§ EXERCISE GOAL
In the listing below, find every line with the string "that" and pull it out.

§ AVAILABLE DATA

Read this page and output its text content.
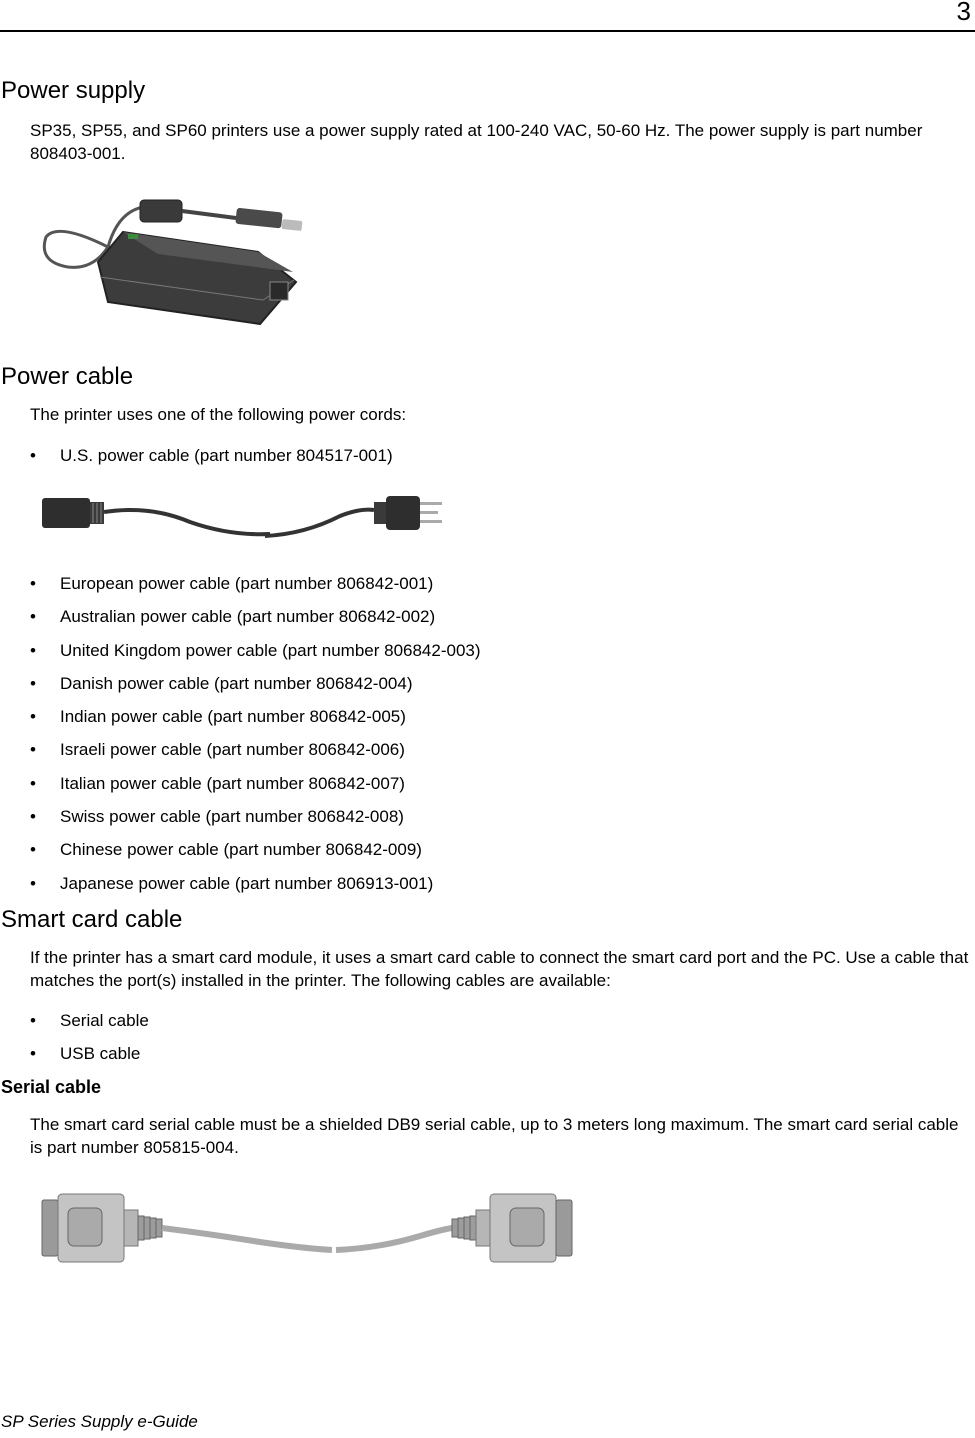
3
Power supply

SP35, SP55, and SP60 printers use a power supply rated at 100-240 VAC, 50-60 Hz. The power supply is part number 808403-001.

Power cable

The printer uses one of the following power cords:

• U.S. power cable (part number 804517-001)
• European power cable (part number 806842-001)
• Australian power cable (part number 806842-002)
• United Kingdom power cable (part number 806842-003)
• Danish power cable (part number 806842-004)
• Indian power cable (part number 806842-005)
• Israeli power cable (part number 806842-006)
• Italian power cable (part number 806842-007)
• Swiss power cable (part number 806842-008)
• Chinese power cable (part number 806842-009)
• Japanese power cable (part number 806913-001)
Smart card cable

If the printer has a smart card module, it uses a smart card cable to connect the smart card port and the PC. Use a cable that matches the port(s) installed in the printer. The following cables are available:

• Serial cable
• USB cable
Serial cable

The smart card serial cable must be a shielded DB9 serial cable, up to 3 meters long maximum. The smart card serial cable is part number 805815-004.

SP Series Supply e-Guide
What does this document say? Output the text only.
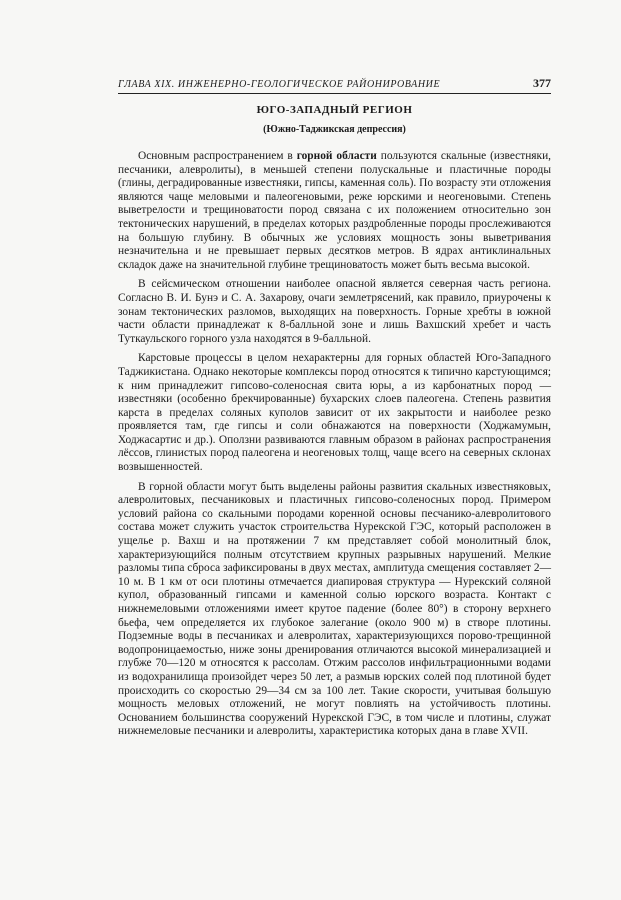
ГЛАВА XIX. ИНЖЕНЕРНО-ГЕОЛОГИЧЕСКОЕ РАЙОНИРОВАНИЕ	377
ЮГО-ЗАПАДНЫЙ РЕГИОН
(Южно-Таджикская депрессия)

Основным распространением в горной области пользуются скальные (известняки, песчаники, алевролиты), в меньшей степени полускальные и пластичные породы (глины, деградированные известняки, гипсы, каменная соль). По возрасту эти отложения являются чаще меловыми и палеогеновыми, реже юрскими и неогеновыми. Степень выветрелости и трещиноватости пород связана с их положением относительно зон тектонических нарушений, в пределах которых раздробленные породы прослеживаются на большую глубину. В обычных же условиях мощность зоны выветривания незначительна и не превышает первых десятков метров. В ядрах антиклинальных складок даже на значительной глубине трещиноватость может быть весьма высокой.

В сейсмическом отношении наиболее опасной является северная часть региона. Согласно В. И. Бунэ и С. А. Захарову, очаги землетрясений, как правило, приурочены к зонам тектонических разломов, выходящих на поверхность. Горные хребты в южной части области принадлежат к 8-балльной зоне и лишь Вахшский хребет и часть Туткаульского горного узла находятся в 9-балльной.

Карстовые процессы в целом нехарактерны для горных областей Юго-Западного Таджикистана. Однако некоторые комплексы пород относятся к типично карстующимся; к ним принадлежит гипсово-соленосная свита юры, а из карбонатных пород — известняки (особенно брекчированные) бухарских слоев палеогена. Степень развития карста в пределах соляных куполов зависит от их закрытости и наиболее резко проявляется там, где гипсы и соли обнажаются на поверхности (Ходжамумын, Ходжасартис и др.). Оползни развиваются главным образом в районах распространения лёссов, глинистых пород палеогена и неогеновых толщ, чаще всего на северных склонах возвышенностей.

В горной области могут быть выделены районы развития скальных известняковых, алевролитовых, песчаниковых и пластичных гипсово-соленосных пород. Примером условий района со скальными породами коренной основы песчанико-алевролитового состава может служить участок строительства Нурекской ГЭС, который расположен в ущелье р. Вахш и на протяжении 7 км представляет собой монолитный блок, характеризующийся полным отсутствием крупных разрывных нарушений. Мелкие разломы типа сброса зафиксированы в двух местах, амплитуда смещения составляет 2—10 м. В 1 км от оси плотины отмечается диапировая структура — Нурекский соляной купол, образованный гипсами и каменной солью юрского возраста. Контакт с нижнемеловыми отложениями имеет крутое падение (более 80°) в сторону верхнего бьефа, чем определяется их глубокое залегание (около 900 м) в створе плотины. Подземные воды в песчаниках и алевролитах, характеризующихся порово-трещинной водопроницаемостью, ниже зоны дренирования отличаются высокой минерализацией и глубже 70—120 м относятся к рассолам. Отжим рассолов инфильтрационными водами из водохранилища произойдет через 50 лет, а размыв юрских солей под плотиной будет происходить со скоростью 29—34 см за 100 лет. Такие скорости, учитывая большую мощность меловых отложений, не могут повлиять на устойчивость плотины. Основанием большинства сооружений Нурекской ГЭС, в том числе и плотины, служат нижнемеловые песчаники и алевролиты, характеристика которых дана в главе XVII.
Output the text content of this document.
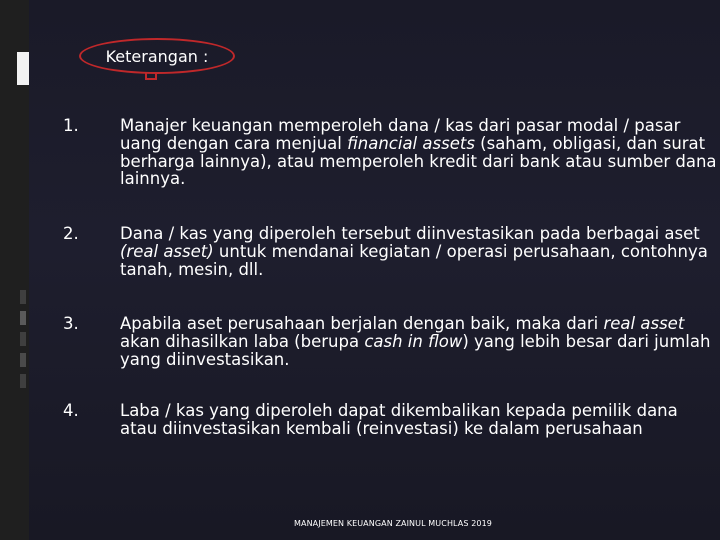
Keterangan :
1.	Manajer keuangan memperoleh dana / kas dari pasar modal / pasar uang dengan cara menjual financial assets (saham, obligasi, dan surat berharga lainnya), atau memperoleh kredit dari bank atau sumber dana lainnya.
2.	Dana / kas yang diperoleh tersebut diinvestasikan pada berbagai aset (real asset) untuk mendanai kegiatan / operasi perusahaan, contohnya tanah, mesin, dll.
3.	Apabila aset perusahaan berjalan dengan baik, maka dari real asset akan dihasilkan laba (berupa cash in flow) yang lebih besar dari jumlah yang diinvestasikan.
4.	Laba / kas yang diperoleh dapat dikembalikan kepada pemilik dana atau diinvestasikan kembali (reinvestasi) ke dalam perusahaan
MANAJEMEN KEUANGAN ZAINUL MUCHLAS 2019
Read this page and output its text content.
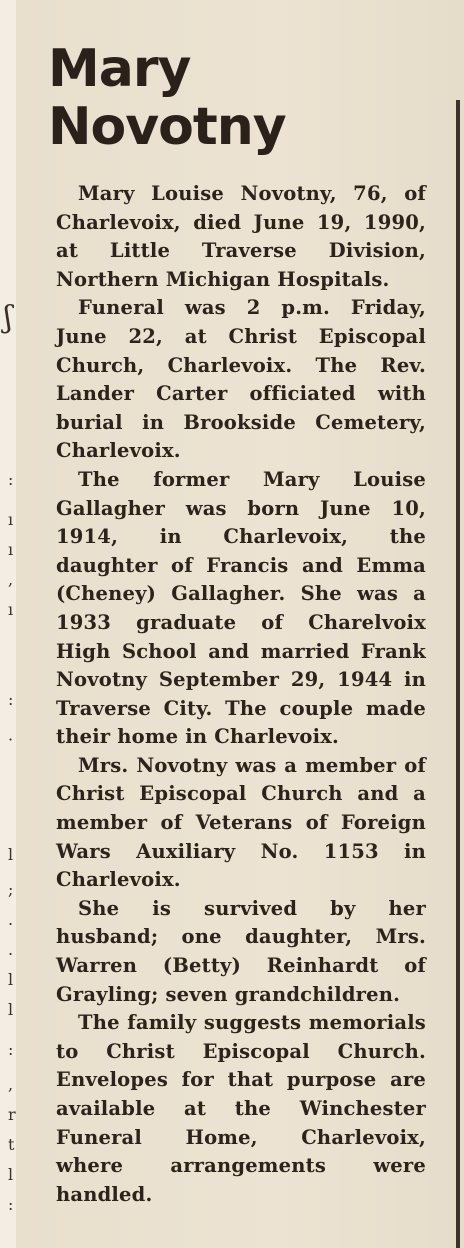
ʃ
:
ı
ı
,
ı
:
·
l
;
.
.
l
l
:
,
r
t
l
:
Mary
Novotny

Mary Louise Novotny, 76, of Charlevoix, died June 19, 1990, at Little Traverse Division, Northern Michigan Hospitals.

Funeral was 2 p.m. Friday, June 22, at Christ Episcopal Church, Charlevoix. The Rev. Lander Carter officiated with burial in Brookside Cemetery, Charlevoix.

The former Mary Louise Gallagher was born June 10, 1914, in Charlevoix, the daughter of Francis and Emma (Cheney) Gallagher. She was a 1933 graduate of Charelvoix High School and married Frank Novotny September 29, 1944 in Traverse City. The couple made their home in Charlevoix.

Mrs. Novotny was a member of Christ Episcopal Church and a member of Veterans of Foreign Wars Auxiliary No. 1153 in Charlevoix.

She is survived by her husband; one daughter, Mrs. Warren (Betty) Reinhardt of Grayling; seven grandchildren.

The family suggests memorials to Christ Episcopal Church. Envelopes for that purpose are available at the Winchester Funeral Home, Charlevoix, where arrangements were handled.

§ EXERCISE SOLUTION
If the printer has a smart card module, it uses a smart card cable to connect the smart card port and the PC. Use a cable that matches the port(s) installed in the printer. The following cables are available:
The family suggests memorials to Christ Episcopal Church. Envelopes for that purpose are available at the Winchester Funeral Home, Charlevoix, where arrangements were handled.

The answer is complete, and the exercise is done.